— Begin PROVIDED DATA —
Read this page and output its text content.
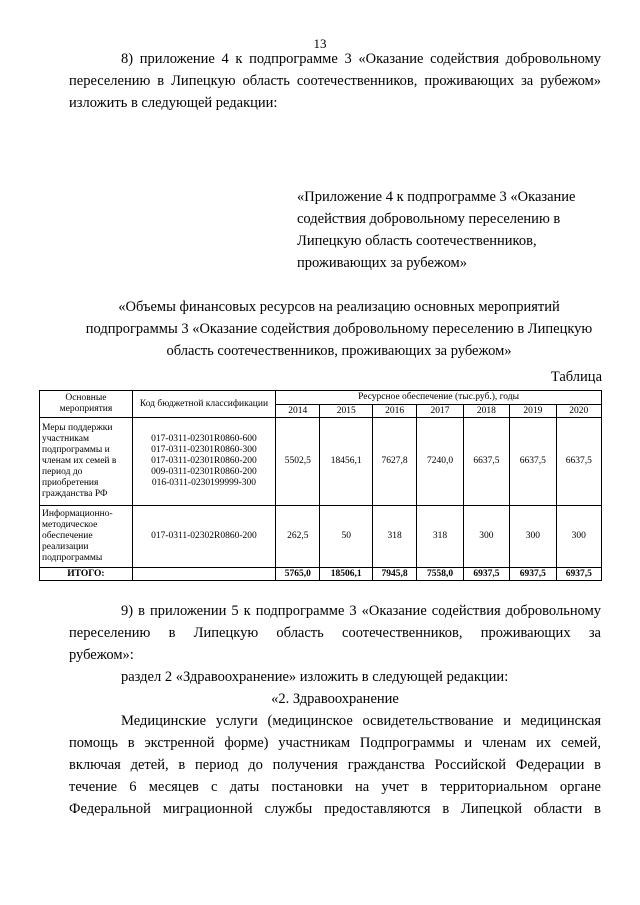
13
8) приложение 4 к подпрограмме 3 «Оказание содействия добровольному
переселению в Липецкую область соотечественников, проживающих за рубежом»
изложить в следующей редакции:
«Приложение 4 к подпрограмме 3 «Оказание
содействия добровольному переселению в
Липецкую область соотечественников,
проживающих за рубежом»
«Объемы финансовых ресурсов на реализацию основных мероприятий
подпрограммы 3 «Оказание содействия добровольному переселению в Липецкую
область соотечественников, проживающих за рубежом»
Таблица
Основные мероприятия	Код бюджетной классификации	Ресурсное обеспечение (тыс.руб.), годы						
		2014	2015	2016	2017	2018	2019	2020
Меры поддержки участникам подпрограммы и членам их семей в период до приобретения гражданства РФ	017-0311-02301R0860-600
017-0311-02301R0860-300
017-0311-02301R0860-200
009-0311-02301R0860-200
016-0311-0230199999-300	5502,5	18456,1	7627,8	7240,0	6637,5	6637,5	6637,5
Информационно-методическое обеспечение реализации подпрограммы	017-0311-02302R0860-200	262,5	50	318	318	300	300	300
ИТОГО:		5765,0	18506,1	7945,8	7558,0	6937,5	6937,5	6937,5
9) в приложении 5 к подпрограмме 3 «Оказание содействия добровольному
переселению в Липецкую область соотечественников, проживающих за
рубежом»:
раздел 2 «Здравоохранение» изложить в следующей редакции:
«2. Здравоохранение
Медицинские услуги (медицинское освидетельствование и медицинская
помощь в экстренной форме) участникам Подпрограммы и членам их семей,
включая детей, в период до получения гражданства Российской Федерации в
течение 6 месяцев с даты постановки на учет в территориальном органе
Федеральной миграционной службы предоставляются в Липецкой области в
— End PROVIDED DATA —
- _TASK_
Repeat the records above exactly, leaving out any pictures they contain.

- _ANSWER_
Read this page and output its text content.
13
8) приложение 4 к подпрограмме 3 «Оказание содействия добровольному
переселению в Липецкую область соотечественников, проживающих за рубежом»
изложить в следующей редакции:
«Приложение 4 к подпрограмме 3 «Оказание
содействия добровольному переселению в
Липецкую область соотечественников,
проживающих за рубежом»
«Объемы финансовых ресурсов на реализацию основных мероприятий
подпрограммы 3 «Оказание содействия добровольному переселению в Липецкую
область соотечественников, проживающих за рубежом»
Таблица
Основные мероприятия	Код бюджетной классификации	Ресурсное обеспечение (тыс.руб.), годы						
		2014	2015	2016	2017	2018	2019	2020
Меры поддержки участникам подпрограммы и членам их семей в период до приобретения гражданства РФ	017-0311-02301R0860-600
017-0311-02301R0860-300
017-0311-02301R0860-200
009-0311-02301R0860-200
016-0311-0230199999-300	5502,5	18456,1	7627,8	7240,0	6637,5	6637,5	6637,5
Информационно-методическое обеспечение реализации подпрограммы	017-0311-02302R0860-200	262,5	50	318	318	300	300	300
ИТОГО:		5765,0	18506,1	7945,8	7558,0	6937,5	6937,5	6937,5
9) в приложении 5 к подпрограмме 3 «Оказание содействия добровольному
переселению в Липецкую область соотечественников, проживающих за
рубежом»:
раздел 2 «Здравоохранение» изложить в следующей редакции:
«2. Здравоохранение
Медицинские услуги (медицинское освидетельствование и медицинская
помощь в экстренной форме) участникам Подпрограммы и членам их семей,
включая детей, в период до получения гражданства Российской Федерации в
течение 6 месяцев с даты постановки на учет в территориальном органе
Федеральной миграционной службы предоставляются в Липецкой области в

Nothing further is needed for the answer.